## [Short task]
Copy each line below that includes "dari".

## [Data excerpts]
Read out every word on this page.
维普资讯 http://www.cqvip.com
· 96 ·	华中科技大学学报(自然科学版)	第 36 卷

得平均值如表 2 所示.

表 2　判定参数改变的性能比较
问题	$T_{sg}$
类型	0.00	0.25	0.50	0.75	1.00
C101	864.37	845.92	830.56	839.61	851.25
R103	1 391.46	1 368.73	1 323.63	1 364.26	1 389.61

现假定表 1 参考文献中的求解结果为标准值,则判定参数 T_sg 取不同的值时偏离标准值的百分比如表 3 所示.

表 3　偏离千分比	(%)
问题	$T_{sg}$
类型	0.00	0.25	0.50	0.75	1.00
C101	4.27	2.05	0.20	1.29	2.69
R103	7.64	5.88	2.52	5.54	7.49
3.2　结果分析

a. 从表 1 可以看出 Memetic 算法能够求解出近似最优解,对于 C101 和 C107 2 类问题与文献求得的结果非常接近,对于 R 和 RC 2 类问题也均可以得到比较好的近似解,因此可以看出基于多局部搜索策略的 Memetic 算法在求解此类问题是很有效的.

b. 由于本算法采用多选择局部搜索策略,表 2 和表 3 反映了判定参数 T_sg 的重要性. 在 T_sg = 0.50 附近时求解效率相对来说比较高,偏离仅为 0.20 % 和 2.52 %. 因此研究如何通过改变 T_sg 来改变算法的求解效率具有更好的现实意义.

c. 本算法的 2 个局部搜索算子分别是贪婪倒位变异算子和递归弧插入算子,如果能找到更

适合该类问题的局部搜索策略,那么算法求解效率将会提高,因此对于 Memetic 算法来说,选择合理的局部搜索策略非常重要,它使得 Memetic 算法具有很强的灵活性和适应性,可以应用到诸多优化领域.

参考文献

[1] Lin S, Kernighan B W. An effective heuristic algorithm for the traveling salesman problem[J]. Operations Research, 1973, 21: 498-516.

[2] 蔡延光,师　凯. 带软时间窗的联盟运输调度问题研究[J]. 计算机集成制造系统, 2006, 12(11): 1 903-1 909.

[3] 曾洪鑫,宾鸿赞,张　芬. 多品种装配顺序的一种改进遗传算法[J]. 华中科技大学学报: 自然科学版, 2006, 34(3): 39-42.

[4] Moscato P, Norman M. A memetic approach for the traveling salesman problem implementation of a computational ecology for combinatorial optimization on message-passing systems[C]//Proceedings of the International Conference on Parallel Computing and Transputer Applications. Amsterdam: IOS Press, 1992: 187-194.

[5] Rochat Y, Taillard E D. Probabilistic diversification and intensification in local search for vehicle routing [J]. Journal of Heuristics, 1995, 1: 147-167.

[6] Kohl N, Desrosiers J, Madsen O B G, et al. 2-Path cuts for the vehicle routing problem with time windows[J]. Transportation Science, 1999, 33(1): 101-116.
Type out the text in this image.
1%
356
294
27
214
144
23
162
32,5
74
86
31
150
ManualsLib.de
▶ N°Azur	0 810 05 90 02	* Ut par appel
---
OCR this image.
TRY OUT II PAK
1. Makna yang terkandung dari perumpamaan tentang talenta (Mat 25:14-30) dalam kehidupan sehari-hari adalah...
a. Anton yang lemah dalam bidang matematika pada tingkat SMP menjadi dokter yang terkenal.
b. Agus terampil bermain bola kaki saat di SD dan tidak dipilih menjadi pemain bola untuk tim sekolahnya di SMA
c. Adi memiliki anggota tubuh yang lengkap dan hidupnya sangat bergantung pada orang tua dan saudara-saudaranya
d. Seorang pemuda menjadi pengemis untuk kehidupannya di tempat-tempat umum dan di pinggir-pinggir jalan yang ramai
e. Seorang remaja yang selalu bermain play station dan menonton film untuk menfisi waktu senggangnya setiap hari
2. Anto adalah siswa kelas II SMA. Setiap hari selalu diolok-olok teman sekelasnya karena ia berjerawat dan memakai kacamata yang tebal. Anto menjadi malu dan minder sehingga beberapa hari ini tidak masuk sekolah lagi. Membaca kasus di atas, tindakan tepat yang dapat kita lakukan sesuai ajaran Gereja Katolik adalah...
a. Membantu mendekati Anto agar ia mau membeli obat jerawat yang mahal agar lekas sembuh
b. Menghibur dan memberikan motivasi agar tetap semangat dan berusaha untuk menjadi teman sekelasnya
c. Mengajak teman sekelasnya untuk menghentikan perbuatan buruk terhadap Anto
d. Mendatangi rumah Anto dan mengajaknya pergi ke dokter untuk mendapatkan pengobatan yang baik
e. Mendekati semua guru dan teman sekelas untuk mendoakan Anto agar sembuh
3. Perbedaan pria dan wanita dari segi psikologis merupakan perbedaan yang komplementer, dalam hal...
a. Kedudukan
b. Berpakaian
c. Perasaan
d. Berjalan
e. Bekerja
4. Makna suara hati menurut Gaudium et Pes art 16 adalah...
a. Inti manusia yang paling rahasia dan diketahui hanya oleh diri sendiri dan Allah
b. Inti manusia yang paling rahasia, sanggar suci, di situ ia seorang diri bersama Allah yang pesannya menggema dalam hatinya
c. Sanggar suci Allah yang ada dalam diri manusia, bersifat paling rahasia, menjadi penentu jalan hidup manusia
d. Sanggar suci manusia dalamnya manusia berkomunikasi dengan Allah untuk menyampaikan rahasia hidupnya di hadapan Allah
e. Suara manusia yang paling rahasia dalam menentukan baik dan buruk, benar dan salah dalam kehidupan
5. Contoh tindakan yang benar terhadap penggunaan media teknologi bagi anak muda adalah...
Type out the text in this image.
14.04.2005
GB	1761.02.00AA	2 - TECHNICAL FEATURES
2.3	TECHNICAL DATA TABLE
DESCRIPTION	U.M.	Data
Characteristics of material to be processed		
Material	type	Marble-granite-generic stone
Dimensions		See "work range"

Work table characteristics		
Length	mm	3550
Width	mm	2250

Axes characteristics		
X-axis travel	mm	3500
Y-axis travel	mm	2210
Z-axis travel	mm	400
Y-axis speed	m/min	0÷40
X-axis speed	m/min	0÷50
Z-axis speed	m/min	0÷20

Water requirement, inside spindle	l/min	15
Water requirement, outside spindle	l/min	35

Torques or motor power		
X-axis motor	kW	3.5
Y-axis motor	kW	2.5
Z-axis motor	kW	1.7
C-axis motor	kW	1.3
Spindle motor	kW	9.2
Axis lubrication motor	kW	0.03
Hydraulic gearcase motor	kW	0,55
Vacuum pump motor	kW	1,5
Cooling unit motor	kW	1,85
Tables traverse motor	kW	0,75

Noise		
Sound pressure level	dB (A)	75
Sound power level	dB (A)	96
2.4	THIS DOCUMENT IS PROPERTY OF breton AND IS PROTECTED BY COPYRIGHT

## [Task response]
1. Makna yang terkandung dari perumpamaan tentang talenta (Mat 25:14-30) dalam kehidupan sehari-hari adalah...
3. Perbedaan pria dan wanita dari segi psikologis merupakan perbedaan yang komplementer, dalam hal...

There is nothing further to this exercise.